> _WHAT YOU SHOULD DO_
Send back the entries below exactly as they appear.

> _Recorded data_
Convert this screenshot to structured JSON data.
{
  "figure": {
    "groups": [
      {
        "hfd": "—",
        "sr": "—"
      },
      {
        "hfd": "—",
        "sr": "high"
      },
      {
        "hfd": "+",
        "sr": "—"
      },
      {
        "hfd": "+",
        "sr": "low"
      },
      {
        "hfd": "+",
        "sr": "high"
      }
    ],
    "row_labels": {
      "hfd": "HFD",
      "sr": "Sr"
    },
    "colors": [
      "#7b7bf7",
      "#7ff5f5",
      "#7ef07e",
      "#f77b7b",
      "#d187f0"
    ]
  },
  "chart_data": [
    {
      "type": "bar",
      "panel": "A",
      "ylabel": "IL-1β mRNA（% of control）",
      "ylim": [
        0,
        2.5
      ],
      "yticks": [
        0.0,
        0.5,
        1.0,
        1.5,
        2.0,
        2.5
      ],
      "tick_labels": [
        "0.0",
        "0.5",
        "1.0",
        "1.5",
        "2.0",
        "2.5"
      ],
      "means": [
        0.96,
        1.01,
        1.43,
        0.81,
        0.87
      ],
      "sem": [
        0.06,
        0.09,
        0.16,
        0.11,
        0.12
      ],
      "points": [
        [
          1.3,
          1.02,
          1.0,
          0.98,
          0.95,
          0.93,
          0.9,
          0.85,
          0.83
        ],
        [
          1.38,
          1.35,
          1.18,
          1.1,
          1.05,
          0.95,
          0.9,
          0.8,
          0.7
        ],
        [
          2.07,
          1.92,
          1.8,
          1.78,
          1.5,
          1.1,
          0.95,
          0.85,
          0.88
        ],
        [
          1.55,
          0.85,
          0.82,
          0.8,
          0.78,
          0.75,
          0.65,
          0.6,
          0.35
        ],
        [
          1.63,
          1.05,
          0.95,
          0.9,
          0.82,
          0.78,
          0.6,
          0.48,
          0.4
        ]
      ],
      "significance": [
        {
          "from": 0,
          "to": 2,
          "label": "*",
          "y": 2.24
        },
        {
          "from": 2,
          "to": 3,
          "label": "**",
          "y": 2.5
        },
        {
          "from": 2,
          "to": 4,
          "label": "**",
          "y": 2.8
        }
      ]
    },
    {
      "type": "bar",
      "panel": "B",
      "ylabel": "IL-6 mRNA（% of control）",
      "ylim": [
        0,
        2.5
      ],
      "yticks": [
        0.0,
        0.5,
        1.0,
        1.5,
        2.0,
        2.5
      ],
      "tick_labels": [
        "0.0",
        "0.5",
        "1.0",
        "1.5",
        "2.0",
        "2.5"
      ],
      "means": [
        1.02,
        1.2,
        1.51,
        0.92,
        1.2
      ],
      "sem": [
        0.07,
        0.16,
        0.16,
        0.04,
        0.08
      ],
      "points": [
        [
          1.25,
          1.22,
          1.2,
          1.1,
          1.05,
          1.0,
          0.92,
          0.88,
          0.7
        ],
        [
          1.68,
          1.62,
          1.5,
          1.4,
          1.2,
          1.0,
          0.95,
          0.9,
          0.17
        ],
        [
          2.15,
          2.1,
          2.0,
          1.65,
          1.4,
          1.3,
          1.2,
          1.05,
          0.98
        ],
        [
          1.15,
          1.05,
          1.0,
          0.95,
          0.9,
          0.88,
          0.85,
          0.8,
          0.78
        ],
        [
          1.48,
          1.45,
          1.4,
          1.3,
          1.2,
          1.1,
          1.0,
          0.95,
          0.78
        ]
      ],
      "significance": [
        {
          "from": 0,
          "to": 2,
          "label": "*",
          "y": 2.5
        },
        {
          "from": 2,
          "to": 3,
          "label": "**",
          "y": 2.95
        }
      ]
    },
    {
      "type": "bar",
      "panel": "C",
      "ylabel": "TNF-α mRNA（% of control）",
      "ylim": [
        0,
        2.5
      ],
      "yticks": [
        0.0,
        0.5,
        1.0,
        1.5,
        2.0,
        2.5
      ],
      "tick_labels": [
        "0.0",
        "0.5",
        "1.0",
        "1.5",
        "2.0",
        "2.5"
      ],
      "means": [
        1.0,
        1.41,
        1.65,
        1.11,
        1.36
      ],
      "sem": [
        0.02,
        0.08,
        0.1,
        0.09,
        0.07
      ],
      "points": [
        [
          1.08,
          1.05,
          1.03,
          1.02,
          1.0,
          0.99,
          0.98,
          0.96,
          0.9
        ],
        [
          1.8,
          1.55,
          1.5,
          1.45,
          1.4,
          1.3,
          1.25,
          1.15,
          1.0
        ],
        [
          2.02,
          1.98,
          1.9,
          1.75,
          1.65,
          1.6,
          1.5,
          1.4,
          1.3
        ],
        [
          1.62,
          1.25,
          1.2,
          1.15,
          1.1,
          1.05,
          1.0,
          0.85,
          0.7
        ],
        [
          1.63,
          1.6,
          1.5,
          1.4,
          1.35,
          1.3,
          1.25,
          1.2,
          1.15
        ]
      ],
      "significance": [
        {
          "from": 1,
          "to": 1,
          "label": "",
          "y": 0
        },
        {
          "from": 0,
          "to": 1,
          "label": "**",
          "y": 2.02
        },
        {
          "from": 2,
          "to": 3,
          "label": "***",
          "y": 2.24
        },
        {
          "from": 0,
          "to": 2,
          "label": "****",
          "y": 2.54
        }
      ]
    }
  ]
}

> _OUTPUT OF THE EXERCISE_
Convert this screenshot to structured JSON data.
{
  "figure": {
    "groups": [
      {
        "hfd": "—",
        "sr": "—"
      },
      {
        "hfd": "—",
        "sr": "high"
      },
      {
        "hfd": "+",
        "sr": "—"
      },
      {
        "hfd": "+",
        "sr": "low"
      },
      {
        "hfd": "+",
        "sr": "high"
      }
    ],
    "row_labels": {
      "hfd": "HFD",
      "sr": "Sr"
    },
    "colors": [
      "#7b7bf7",
      "#7ff5f5",
      "#7ef07e",
      "#f77b7b",
      "#d187f0"
    ]
  },
  "chart_data": [
    {
      "type": "bar",
      "panel": "A",
      "ylabel": "IL-1β mRNA（% of control）",
      "ylim": [
        0,
        2.5
      ],
      "yticks": [
        0.0,
        0.5,
        1.0,
        1.5,
        2.0,
        2.5
      ],
      "tick_labels": [
        "0.0",
        "0.5",
        "1.0",
        "1.5",
        "2.0",
        "2.5"
      ],
      "means": [
        0.96,
        1.01,
        1.43,
        0.81,
        0.87
      ],
      "sem": [
        0.06,
        0.09,
        0.16,
        0.11,
        0.12
      ],
      "points": [
        [
          1.3,
          1.02,
          1.0,
          0.98,
          0.95,
          0.93,
          0.9,
          0.85,
          0.83
        ],
        [
          1.38,
          1.35,
          1.18,
          1.1,
          1.05,
          0.95,
          0.9,
          0.8,
          0.7
        ],
        [
          2.07,
          1.92,
          1.8,
          1.78,
          1.5,
          1.1,
          0.95,
          0.85,
          0.88
        ],
        [
          1.55,
          0.85,
          0.82,
          0.8,
          0.78,
          0.75,
          0.65,
          0.6,
          0.35
        ],
        [
          1.63,
          1.05,
          0.95,
          0.9,
          0.82,
          0.78,
          0.6,
          0.48,
          0.4
        ]
      ],
      "significance": [
        {
          "from": 0,
          "to": 2,
          "label": "*",
          "y": 2.24
        },
        {
          "from": 2,
          "to": 3,
          "label": "**",
          "y": 2.5
        },
        {
          "from": 2,
          "to": 4,
          "label": "**",
          "y": 2.8
        }
      ]
    },
    {
      "type": "bar",
      "panel": "B",
      "ylabel": "IL-6 mRNA（% of control）",
      "ylim": [
        0,
        2.5
      ],
      "yticks": [
        0.0,
        0.5,
        1.0,
        1.5,
        2.0,
        2.5
      ],
      "tick_labels": [
        "0.0",
        "0.5",
        "1.0",
        "1.5",
        "2.0",
        "2.5"
      ],
      "means": [
        1.02,
        1.2,
        1.51,
        0.92,
        1.2
      ],
      "sem": [
        0.07,
        0.16,
        0.16,
        0.04,
        0.08
      ],
      "points": [
        [
          1.25,
          1.22,
          1.2,
          1.1,
          1.05,
          1.0,
          0.92,
          0.88,
          0.7
        ],
        [
          1.68,
          1.62,
          1.5,
          1.4,
          1.2,
          1.0,
          0.95,
          0.9,
          0.17
        ],
        [
          2.15,
          2.1,
          2.0,
          1.65,
          1.4,
          1.3,
          1.2,
          1.05,
          0.98
        ],
        [
          1.15,
          1.05,
          1.0,
          0.95,
          0.9,
          0.88,
          0.85,
          0.8,
          0.78
        ],
        [
          1.48,
          1.45,
          1.4,
          1.3,
          1.2,
          1.1,
          1.0,
          0.95,
          0.78
        ]
      ],
      "significance": [
        {
          "from": 0,
          "to": 2,
          "label": "*",
          "y": 2.5
        },
        {
          "from": 2,
          "to": 3,
          "label": "**",
          "y": 2.95
        }
      ]
    },
    {
      "type": "bar",
      "panel": "C",
      "ylabel": "TNF-α mRNA（% of control）",
      "ylim": [
        0,
        2.5
      ],
      "yticks": [
        0.0,
        0.5,
        1.0,
        1.5,
        2.0,
        2.5
      ],
      "tick_labels": [
        "0.0",
        "0.5",
        "1.0",
        "1.5",
        "2.0",
        "2.5"
      ],
      "means": [
        1.0,
        1.41,
        1.65,
        1.11,
        1.36
      ],
      "sem": [
        0.02,
        0.08,
        0.1,
        0.09,
        0.07
      ],
      "points": [
        [
          1.08,
          1.05,
          1.03,
          1.02,
          1.0,
          0.99,
          0.98,
          0.96,
          0.9
        ],
        [
          1.8,
          1.55,
          1.5,
          1.45,
          1.4,
          1.3,
          1.25,
          1.15,
          1.0
        ],
        [
          2.02,
          1.98,
          1.9,
          1.75,
          1.65,
          1.6,
          1.5,
          1.4,
          1.3
        ],
        [
          1.62,
          1.25,
          1.2,
          1.15,
          1.1,
          1.05,
          1.0,
          0.85,
          0.7
        ],
        [
          1.63,
          1.6,
          1.5,
          1.4,
          1.35,
          1.3,
          1.25,
          1.2,
          1.15
        ]
      ],
      "significance": [
        {
          "from": 1,
          "to": 1,
          "label": "",
          "y": 0
        },
        {
          "from": 0,
          "to": 1,
          "label": "**",
          "y": 2.02
        },
        {
          "from": 2,
          "to": 3,
          "label": "***",
          "y": 2.24
        },
        {
          "from": 0,
          "to": 2,
          "label": "****",
          "y": 2.54
        }
      ]
    }
  ]
}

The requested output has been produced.